## Input material
** Start **
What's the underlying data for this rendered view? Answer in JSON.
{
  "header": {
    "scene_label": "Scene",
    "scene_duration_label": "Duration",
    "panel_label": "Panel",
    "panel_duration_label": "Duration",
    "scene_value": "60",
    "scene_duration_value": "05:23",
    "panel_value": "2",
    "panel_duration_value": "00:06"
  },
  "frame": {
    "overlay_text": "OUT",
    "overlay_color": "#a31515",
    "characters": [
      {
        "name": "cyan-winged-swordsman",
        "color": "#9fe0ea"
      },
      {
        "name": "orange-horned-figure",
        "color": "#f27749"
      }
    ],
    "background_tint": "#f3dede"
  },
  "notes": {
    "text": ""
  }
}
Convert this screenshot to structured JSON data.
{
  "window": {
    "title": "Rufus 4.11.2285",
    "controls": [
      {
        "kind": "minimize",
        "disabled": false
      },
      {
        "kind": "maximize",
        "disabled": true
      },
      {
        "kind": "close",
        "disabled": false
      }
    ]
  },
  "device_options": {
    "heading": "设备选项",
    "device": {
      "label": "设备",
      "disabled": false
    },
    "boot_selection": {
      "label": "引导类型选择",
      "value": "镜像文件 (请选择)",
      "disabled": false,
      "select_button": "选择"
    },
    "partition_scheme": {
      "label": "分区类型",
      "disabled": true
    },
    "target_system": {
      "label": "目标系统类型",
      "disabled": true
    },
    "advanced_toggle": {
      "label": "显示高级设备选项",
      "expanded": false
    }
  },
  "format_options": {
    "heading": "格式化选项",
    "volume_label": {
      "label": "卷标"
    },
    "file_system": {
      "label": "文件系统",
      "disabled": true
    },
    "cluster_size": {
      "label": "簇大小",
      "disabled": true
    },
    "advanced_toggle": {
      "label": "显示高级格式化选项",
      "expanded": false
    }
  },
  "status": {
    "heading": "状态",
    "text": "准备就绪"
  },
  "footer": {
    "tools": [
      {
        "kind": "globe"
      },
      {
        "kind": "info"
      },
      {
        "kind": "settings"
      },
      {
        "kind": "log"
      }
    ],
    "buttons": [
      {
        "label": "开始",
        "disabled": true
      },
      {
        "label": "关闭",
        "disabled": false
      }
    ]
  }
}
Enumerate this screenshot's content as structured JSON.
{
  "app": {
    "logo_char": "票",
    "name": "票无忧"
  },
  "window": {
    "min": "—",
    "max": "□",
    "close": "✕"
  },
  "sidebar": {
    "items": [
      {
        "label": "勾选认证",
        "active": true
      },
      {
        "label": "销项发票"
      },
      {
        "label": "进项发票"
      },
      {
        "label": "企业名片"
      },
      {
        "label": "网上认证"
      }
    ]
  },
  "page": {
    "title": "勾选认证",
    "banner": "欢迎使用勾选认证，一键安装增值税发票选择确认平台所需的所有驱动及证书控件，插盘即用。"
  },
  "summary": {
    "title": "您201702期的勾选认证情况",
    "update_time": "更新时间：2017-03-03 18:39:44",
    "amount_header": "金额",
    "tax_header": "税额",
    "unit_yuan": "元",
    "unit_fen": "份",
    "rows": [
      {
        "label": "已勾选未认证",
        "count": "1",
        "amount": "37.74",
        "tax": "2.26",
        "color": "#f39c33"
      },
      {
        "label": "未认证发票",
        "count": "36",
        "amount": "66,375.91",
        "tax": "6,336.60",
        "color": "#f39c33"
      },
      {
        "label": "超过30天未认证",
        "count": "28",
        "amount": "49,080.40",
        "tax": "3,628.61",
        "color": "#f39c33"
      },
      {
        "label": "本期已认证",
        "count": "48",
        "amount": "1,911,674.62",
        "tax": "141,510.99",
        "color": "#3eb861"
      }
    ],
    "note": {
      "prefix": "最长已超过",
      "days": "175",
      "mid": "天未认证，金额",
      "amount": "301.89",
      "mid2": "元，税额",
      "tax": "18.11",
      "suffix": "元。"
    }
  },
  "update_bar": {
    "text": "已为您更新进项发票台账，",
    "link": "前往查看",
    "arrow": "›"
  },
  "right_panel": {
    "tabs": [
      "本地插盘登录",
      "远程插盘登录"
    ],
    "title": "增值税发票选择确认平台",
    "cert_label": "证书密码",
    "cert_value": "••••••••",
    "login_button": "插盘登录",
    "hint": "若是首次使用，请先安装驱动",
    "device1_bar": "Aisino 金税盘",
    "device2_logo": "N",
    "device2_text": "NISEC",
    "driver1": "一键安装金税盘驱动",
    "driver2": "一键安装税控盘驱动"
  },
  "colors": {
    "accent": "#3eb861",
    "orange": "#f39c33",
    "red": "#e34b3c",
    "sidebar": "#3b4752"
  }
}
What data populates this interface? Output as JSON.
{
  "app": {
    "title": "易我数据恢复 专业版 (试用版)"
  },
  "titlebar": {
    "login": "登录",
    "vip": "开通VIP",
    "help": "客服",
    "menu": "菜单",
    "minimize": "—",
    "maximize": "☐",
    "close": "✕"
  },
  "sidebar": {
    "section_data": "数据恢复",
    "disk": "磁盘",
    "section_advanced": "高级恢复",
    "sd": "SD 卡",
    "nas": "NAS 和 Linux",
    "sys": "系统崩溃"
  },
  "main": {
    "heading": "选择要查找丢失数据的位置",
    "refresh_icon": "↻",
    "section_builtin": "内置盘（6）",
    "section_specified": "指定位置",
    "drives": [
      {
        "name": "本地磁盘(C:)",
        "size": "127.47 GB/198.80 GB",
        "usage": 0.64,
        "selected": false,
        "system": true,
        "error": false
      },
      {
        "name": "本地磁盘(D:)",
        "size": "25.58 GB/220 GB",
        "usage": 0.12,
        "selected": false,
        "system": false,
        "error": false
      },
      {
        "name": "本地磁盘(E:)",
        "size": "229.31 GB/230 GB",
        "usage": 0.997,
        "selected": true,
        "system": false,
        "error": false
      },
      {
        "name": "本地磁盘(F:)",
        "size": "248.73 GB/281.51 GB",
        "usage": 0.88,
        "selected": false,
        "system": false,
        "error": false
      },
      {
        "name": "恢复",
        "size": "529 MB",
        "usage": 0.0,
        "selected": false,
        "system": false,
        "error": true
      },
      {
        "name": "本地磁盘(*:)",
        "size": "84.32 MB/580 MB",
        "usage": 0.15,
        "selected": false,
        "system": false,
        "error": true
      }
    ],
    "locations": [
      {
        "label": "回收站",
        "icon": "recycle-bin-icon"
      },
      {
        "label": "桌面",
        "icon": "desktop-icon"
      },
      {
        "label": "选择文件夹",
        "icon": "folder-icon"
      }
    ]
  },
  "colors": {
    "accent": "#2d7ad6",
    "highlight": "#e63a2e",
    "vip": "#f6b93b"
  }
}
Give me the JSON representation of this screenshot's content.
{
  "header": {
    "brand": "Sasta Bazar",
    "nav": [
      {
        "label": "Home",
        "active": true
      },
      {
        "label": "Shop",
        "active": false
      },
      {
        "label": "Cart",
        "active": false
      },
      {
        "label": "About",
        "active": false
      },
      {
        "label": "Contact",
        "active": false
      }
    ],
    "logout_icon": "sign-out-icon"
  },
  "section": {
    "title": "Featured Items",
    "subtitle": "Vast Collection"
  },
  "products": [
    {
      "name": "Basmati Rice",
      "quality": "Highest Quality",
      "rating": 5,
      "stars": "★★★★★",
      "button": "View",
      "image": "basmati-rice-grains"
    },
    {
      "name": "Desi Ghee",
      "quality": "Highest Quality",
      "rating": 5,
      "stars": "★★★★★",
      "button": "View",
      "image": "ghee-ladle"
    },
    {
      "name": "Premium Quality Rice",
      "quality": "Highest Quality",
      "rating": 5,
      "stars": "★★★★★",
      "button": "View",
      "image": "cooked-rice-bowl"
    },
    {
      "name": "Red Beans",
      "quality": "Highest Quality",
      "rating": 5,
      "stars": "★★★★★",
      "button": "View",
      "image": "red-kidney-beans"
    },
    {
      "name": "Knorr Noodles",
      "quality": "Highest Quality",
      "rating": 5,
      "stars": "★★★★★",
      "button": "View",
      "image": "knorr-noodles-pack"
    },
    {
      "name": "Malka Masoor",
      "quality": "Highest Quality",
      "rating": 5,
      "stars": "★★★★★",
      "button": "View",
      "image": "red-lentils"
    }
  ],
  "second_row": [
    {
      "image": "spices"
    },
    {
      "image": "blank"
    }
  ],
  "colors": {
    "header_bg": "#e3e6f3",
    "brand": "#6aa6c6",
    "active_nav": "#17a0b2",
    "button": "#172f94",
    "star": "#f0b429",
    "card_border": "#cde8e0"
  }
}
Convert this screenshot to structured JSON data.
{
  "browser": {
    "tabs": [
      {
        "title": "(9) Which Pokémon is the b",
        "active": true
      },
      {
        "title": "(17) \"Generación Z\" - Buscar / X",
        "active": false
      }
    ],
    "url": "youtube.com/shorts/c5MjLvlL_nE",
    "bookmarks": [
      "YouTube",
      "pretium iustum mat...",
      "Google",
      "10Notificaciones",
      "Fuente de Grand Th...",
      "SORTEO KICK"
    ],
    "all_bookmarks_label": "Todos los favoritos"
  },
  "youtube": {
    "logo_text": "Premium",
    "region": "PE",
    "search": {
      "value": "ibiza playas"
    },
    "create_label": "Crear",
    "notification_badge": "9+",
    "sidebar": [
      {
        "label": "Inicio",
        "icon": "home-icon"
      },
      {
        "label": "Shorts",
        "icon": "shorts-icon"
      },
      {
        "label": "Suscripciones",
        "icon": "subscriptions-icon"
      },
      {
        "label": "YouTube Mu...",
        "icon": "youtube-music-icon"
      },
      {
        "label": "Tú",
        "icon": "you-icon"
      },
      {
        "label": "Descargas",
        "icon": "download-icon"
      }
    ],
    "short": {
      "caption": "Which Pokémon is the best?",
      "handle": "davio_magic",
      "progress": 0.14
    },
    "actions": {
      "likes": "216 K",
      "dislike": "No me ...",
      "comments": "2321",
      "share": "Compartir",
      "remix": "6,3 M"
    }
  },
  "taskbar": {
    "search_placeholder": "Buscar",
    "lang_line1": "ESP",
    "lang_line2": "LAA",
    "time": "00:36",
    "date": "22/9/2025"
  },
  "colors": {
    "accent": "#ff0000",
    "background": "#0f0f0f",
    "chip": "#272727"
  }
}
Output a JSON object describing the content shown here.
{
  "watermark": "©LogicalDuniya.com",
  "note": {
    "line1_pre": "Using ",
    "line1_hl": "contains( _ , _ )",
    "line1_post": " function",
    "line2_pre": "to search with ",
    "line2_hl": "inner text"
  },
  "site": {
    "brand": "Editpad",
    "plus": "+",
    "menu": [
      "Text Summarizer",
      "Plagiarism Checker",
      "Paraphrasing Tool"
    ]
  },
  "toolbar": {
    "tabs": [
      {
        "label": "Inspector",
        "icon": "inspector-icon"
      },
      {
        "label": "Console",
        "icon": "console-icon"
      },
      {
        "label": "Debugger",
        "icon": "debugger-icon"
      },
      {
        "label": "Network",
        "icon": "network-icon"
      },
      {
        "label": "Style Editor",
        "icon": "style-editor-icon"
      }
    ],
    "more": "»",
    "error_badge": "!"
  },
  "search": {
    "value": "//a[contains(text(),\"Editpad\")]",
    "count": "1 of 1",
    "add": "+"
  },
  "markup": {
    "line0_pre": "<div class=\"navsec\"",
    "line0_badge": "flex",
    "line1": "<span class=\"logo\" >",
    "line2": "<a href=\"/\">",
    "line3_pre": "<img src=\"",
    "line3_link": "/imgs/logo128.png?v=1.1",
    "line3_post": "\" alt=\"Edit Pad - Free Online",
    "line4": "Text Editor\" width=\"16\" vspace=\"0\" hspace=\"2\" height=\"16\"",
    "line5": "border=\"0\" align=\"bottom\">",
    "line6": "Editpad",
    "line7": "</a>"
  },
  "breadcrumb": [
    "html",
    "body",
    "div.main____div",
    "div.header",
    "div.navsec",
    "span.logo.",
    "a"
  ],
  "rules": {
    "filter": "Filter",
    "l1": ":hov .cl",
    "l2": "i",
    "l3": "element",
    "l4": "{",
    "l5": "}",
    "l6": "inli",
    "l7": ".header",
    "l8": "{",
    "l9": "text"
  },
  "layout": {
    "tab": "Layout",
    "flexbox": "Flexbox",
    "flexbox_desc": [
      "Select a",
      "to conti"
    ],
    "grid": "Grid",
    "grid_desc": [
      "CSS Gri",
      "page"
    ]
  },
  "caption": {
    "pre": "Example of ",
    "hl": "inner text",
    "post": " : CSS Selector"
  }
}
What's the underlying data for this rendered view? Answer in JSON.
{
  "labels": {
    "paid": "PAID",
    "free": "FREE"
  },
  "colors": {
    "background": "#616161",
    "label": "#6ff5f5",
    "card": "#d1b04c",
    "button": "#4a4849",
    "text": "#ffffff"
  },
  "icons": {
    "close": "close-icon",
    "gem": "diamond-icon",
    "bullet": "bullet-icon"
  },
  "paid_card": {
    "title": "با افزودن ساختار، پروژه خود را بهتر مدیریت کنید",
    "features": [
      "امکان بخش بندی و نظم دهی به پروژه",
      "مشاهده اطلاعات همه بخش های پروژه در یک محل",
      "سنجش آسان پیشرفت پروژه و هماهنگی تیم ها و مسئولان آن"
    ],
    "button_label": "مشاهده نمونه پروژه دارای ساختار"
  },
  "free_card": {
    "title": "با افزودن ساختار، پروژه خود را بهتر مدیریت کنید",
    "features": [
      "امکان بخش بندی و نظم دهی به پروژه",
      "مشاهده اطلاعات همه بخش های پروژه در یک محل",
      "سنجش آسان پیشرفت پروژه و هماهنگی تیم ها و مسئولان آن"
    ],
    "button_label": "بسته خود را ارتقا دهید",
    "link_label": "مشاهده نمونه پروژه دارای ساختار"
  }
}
** End **
## What you are asked to do
Wherever "class" shows up in a line, copy that line.

## Written answer
    "line0_pre": "<div class=\"navsec\"",
    "line1": "<span class=\"logo\" >",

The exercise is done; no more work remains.